[Dataset excerpt]
━━━━━━━━━━━━━━━━

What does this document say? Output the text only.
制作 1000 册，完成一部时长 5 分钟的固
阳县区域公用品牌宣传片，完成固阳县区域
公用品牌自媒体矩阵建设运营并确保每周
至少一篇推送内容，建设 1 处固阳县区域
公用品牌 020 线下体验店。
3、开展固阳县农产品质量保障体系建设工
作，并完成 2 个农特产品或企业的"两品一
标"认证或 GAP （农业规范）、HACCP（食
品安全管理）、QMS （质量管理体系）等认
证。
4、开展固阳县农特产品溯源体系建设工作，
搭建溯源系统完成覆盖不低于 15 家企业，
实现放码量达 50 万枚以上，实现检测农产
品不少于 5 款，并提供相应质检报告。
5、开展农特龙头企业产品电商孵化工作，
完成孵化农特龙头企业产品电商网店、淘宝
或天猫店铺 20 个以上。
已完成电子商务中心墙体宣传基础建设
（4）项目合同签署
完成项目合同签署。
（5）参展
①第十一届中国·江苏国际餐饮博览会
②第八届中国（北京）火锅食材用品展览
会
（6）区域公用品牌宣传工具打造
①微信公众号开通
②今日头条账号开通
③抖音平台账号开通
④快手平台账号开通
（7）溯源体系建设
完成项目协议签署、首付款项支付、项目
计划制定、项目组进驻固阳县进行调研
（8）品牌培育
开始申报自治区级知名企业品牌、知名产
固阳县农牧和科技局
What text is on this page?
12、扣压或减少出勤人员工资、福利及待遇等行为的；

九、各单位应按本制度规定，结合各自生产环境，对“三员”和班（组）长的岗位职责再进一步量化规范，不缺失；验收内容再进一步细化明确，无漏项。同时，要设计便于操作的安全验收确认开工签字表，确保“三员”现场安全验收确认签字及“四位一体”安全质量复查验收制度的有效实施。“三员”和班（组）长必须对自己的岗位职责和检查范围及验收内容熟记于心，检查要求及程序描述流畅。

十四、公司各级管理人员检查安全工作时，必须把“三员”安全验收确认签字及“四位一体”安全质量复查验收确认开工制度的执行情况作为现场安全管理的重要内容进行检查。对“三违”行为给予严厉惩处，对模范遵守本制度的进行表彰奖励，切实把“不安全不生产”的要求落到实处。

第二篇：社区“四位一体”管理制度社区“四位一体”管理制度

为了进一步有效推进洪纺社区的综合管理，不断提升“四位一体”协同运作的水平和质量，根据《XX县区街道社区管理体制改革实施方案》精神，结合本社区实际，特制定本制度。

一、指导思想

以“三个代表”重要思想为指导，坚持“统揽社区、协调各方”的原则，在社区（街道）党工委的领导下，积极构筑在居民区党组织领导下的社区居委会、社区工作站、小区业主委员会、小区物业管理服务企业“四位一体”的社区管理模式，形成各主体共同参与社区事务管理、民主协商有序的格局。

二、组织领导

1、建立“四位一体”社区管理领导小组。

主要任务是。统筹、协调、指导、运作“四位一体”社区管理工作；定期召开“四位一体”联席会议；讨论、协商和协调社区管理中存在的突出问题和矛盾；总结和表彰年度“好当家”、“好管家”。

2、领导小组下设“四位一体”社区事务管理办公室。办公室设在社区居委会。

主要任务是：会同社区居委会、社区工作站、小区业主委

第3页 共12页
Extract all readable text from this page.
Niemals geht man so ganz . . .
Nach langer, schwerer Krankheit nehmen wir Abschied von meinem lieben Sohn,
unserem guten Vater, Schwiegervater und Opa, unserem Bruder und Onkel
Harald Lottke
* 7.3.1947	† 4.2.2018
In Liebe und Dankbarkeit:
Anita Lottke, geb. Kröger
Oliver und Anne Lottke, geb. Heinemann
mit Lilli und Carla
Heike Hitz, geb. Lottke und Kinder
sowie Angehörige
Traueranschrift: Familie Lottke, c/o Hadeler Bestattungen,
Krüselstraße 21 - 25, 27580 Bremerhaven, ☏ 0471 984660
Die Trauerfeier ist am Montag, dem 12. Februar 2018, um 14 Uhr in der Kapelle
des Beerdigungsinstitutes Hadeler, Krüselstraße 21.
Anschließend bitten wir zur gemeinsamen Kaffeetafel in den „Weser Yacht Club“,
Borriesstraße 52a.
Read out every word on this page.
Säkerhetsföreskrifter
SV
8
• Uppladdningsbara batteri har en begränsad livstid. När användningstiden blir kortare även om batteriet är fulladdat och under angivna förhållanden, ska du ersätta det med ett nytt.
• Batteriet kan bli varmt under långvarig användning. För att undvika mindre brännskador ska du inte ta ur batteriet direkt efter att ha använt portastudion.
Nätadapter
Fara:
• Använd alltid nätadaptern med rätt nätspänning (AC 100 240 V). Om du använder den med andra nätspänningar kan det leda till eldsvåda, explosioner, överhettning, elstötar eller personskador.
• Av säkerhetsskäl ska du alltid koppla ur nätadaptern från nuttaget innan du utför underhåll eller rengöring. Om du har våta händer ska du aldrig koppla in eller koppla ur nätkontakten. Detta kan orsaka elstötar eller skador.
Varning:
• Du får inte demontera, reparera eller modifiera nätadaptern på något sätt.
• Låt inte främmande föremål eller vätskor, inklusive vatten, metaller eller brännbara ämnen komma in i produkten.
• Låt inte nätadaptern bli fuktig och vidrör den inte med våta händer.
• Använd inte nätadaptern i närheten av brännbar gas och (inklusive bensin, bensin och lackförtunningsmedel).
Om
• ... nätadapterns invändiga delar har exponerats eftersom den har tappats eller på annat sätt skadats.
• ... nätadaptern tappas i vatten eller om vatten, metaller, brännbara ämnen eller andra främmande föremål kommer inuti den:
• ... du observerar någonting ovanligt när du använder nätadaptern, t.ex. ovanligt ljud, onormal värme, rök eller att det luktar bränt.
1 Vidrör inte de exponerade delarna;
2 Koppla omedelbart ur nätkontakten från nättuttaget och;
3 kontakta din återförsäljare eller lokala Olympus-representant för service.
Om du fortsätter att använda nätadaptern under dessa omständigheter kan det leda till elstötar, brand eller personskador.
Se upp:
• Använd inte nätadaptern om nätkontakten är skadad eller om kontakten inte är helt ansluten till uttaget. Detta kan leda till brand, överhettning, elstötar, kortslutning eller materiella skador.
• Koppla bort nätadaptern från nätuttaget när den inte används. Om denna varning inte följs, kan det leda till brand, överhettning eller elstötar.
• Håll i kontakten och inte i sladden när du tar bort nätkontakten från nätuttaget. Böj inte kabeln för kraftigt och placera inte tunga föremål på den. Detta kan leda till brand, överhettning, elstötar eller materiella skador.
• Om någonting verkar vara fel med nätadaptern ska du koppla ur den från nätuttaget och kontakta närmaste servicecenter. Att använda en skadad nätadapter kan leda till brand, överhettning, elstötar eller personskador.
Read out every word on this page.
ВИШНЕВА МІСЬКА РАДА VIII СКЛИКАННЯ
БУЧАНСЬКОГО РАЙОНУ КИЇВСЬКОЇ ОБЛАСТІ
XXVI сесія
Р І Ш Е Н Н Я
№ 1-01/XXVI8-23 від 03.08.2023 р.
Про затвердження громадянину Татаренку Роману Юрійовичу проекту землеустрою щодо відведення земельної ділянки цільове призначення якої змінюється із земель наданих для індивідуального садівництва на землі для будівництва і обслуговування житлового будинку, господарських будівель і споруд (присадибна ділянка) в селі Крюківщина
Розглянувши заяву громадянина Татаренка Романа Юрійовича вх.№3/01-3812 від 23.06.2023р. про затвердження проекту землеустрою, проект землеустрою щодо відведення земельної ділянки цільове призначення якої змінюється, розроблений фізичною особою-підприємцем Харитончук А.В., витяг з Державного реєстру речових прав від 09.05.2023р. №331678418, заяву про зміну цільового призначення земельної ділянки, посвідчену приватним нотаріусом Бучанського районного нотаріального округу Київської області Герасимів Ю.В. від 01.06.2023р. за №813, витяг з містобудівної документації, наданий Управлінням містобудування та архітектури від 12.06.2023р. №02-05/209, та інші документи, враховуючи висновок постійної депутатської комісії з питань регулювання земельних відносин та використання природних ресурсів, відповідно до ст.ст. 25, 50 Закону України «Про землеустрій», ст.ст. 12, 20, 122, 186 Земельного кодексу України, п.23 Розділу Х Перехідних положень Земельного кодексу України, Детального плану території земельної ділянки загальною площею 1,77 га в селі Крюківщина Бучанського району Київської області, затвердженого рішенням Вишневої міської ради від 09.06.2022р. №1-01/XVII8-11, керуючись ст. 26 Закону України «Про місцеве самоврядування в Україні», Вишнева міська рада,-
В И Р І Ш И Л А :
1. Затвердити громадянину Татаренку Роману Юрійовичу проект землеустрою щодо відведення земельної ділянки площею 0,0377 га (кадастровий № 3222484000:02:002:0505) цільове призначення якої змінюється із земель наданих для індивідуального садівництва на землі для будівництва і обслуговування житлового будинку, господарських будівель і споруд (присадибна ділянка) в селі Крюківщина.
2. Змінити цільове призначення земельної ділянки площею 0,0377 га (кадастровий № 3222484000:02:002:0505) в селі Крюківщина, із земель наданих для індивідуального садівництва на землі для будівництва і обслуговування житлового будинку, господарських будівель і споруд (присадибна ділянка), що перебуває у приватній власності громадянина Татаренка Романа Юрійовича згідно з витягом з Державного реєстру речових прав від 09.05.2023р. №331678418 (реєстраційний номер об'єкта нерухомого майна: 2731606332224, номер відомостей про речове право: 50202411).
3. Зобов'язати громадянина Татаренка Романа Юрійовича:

━━━━━━━━━━━━━━━━

• _Task prompt_:
Identify all lines where the word "社区工作站" shows up. Copy them.

• _Final result_:
以“三个代表”重要思想为指导，坚持“统揽社区、协调各方”的原则，在社区（街道）党工委的领导下，积极构筑在居民区党组织领导下的社区居委会、社区工作站、小区业主委员会、小区物业管理服务企业“四位一体”的社区管理模式，形成各主体共同参与社区事务管理、民主协商有序的格局。
主要任务是：会同社区居委会、社区工作站、小区业主委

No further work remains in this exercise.